- _What is being asked_
Copy the data below exactly, omitting any picture it contains.

- _Material shown_
-*-*-

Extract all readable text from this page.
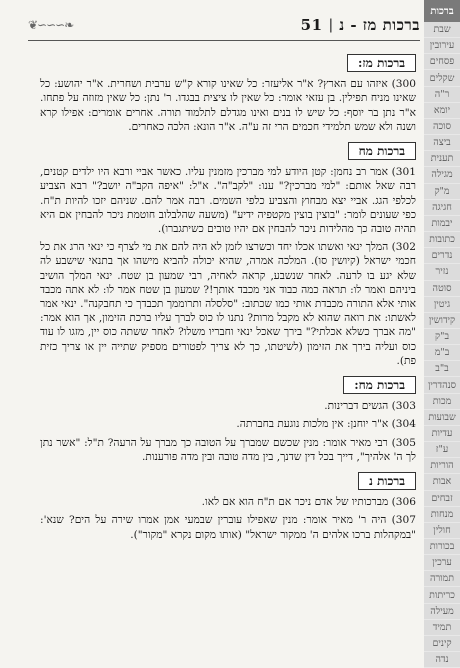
ברכות
שבת
עירובין
פסחים
שקלים
ר"ה
יומא
סוכה
ביצה
תענית
מגילה
מ"ק
חגיגה
יבמות
כתובות
נדרים
נזיר
סוטה
גיטין
קידושין
ב"ק
ב"מ
ב"ב
סנהדרין
מכות
שבועות
עדיות
ע"ז
הוריות
אבות
זבחים
מנחות
חולין
בכורות
ערכין
תמורה
כריתות
מעילה
תמיד
קינים
נדה
ברכות מז - נ
|
51
❧∼∼∼❦
ברכות מז:

300) איזהו עם הארץ? א"ר אליעזר: כל שאינו קורא ק"ש ערבית ושחרית. א"ר יהושע: כל שאינו מניח תפילין. בן עזאי אומר: כל שאין לו ציצית בבגדו. ר' נתן: כל שאין מזוזה על פתחו. א"ר נתן בר יוסף: כל שיש לו בנים ואינו מגדלם לתלמוד תורה. אחרים אומרים: אפילו קרא ושנה ולא שמש תלמידי חכמים הרי זה ע"ה. א"ר הונא: הלכה כאחרים.

ברכות מח

301) אמר רב נחמן: קטן היודע למי מברכין מזמנין עליו. כאשר אביי ורבא היו ילדים קטנים, רבה שאל אותם: "למי מברכין?" ענו: "לקב"ה". א"ל: "איפה הקב"ה יושב?" רבא הצביע לכלפי הגג. אביי יצא מבחוץ והצביע כלפי השמים. רבה אמר להם. שניהם יזכו להיות ת"ח. כפי שעונים לומר: "בוצין בוצין מקטפיה ידיע" (משעה שהלבלוב חוטמת ניכר להבחין אם היא תהיה טובה כך מהלידות ניכר להבחין אם יהיו טובים כשיתגברו).

302) המלך ינאי ואשתו אכלו יחד וכשרצו לזמן לא היה להם את מי לצרף כי ינאי הרג את כל חכמי ישראל (קיושין סו). המלכה אמרה, שהיא יכולה להביא מישהו אך בתנאי שישבע לה שלא יגע בו לרעה. לאחר שנשבע, קראה לאחיה, רבי שמעון בן שטח. ינאי המלך הושיב ביניהם ואמר לו: תראה כמה כבוד אני מכבד אותך!? שמעון בן שטח אמר לו: לא אתה מכבד אותי אלא התורה מכבדת אותי כמו שכתוב: "סלסלה ותרוממך תכבדך כי תחבקנה". ינאי אמר לאשתו: את רואה שהוא לא מקבל מרות? נתנו לו כוס לברך עליו ברכת הזימון, אך הוא אמר: "מה אברך כשלא אכלתי?" בירך שאכל ינאי וחבריו משלו? לאחר ששתה כוס יין, מזגו לו עוד כוס ועליה בירך את הזימון (לשיטתו, כך לא צריך לפטורים מספיק שתייה יין או צריך כזית פת).

ברכות מח:

303) הגשים דברינות.

304) א"ר יוחנן: אין מלכות נוגעת בחברתה.

305) רבי מאיר אומר: מנין שכשם שמברך על הטובה כך מברך על הרעה? ת"ל: "אשר נתן לך ה' אלהיך", דייך בכל דין שדנך, בין מדה טובה ובין מדה פורענות.

ברכות נ

306) מברכותיו של אדם ניכר אם ת"ח הוא אם לאו.

307) היה ר' מאיר אומר: מנין שאפילו עוברין שבמעי אמן אמרו שירה על הים? שנא': "במקהלות ברכו אלהים ה' ממקור ישראל" (אותו מקום נקרא "מקור").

-*-*-

- _Solution_
Extract all readable text from this page.
ברכות
שבת
עירובין
פסחים
שקלים
ר"ה
יומא
סוכה
ביצה
תענית
מגילה
מ"ק
חגיגה
יבמות
כתובות
נדרים
נזיר
סוטה
גיטין
קידושין
ב"ק
ב"מ
ב"ב
סנהדרין
מכות
שבועות
עדיות
ע"ז
הוריות
אבות
זבחים
מנחות
חולין
בכורות
ערכין
תמורה
כריתות
מעילה
תמיד
קינים
נדה
ברכות מז - נ
|
51
❧∼∼∼❦
ברכות מז:

300) איזהו עם הארץ? א"ר אליעזר: כל שאינו קורא ק"ש ערבית ושחרית. א"ר יהושע: כל שאינו מניח תפילין. בן עזאי אומר: כל שאין לו ציצית בבגדו. ר' נתן: כל שאין מזוזה על פתחו. א"ר נתן בר יוסף: כל שיש לו בנים ואינו מגדלם לתלמוד תורה. אחרים אומרים: אפילו קרא ושנה ולא שמש תלמידי חכמים הרי זה ע"ה. א"ר הונא: הלכה כאחרים.

ברכות מח

301) אמר רב נחמן: קטן היודע למי מברכין מזמנין עליו. כאשר אביי ורבא היו ילדים קטנים, רבה שאל אותם: "למי מברכין?" ענו: "לקב"ה". א"ל: "איפה הקב"ה יושב?" רבא הצביע לכלפי הגג. אביי יצא מבחוץ והצביע כלפי השמים. רבה אמר להם. שניהם יזכו להיות ת"ח. כפי שעונים לומר: "בוצין בוצין מקטפיה ידיע" (משעה שהלבלוב חוטמת ניכר להבחין אם היא תהיה טובה כך מהלידות ניכר להבחין אם יהיו טובים כשיתגברו).

302) המלך ינאי ואשתו אכלו יחד וכשרצו לזמן לא היה להם את מי לצרף כי ינאי הרג את כל חכמי ישראל (קיושין סו). המלכה אמרה, שהיא יכולה להביא מישהו אך בתנאי שישבע לה שלא יגע בו לרעה. לאחר שנשבע, קראה לאחיה, רבי שמעון בן שטח. ינאי המלך הושיב ביניהם ואמר לו: תראה כמה כבוד אני מכבד אותך!? שמעון בן שטח אמר לו: לא אתה מכבד אותי אלא התורה מכבדת אותי כמו שכתוב: "סלסלה ותרוממך תכבדך כי תחבקנה". ינאי אמר לאשתו: את רואה שהוא לא מקבל מרות? נתנו לו כוס לברך עליו ברכת הזימון, אך הוא אמר: "מה אברך כשלא אכלתי?" בירך שאכל ינאי וחבריו משלו? לאחר ששתה כוס יין, מזגו לו עוד כוס ועליה בירך את הזימון (לשיטתו, כך לא צריך לפטורים מספיק שתייה יין או צריך כזית פת).

ברכות מח:

303) הגשים דברינות.

304) א"ר יוחנן: אין מלכות נוגעת בחברתה.

305) רבי מאיר אומר: מנין שכשם שמברך על הטובה כך מברך על הרעה? ת"ל: "אשר נתן לך ה' אלהיך", דייך בכל דין שדנך, בין מדה טובה ובין מדה פורענות.

ברכות נ

306) מברכותיו של אדם ניכר אם ת"ח הוא אם לאו.

307) היה ר' מאיר אומר: מנין שאפילו עוברין שבמעי אמן אמרו שירה על הים? שנא': "במקהלות ברכו אלהים ה' ממקור ישראל" (אותו מקום נקרא "מקור").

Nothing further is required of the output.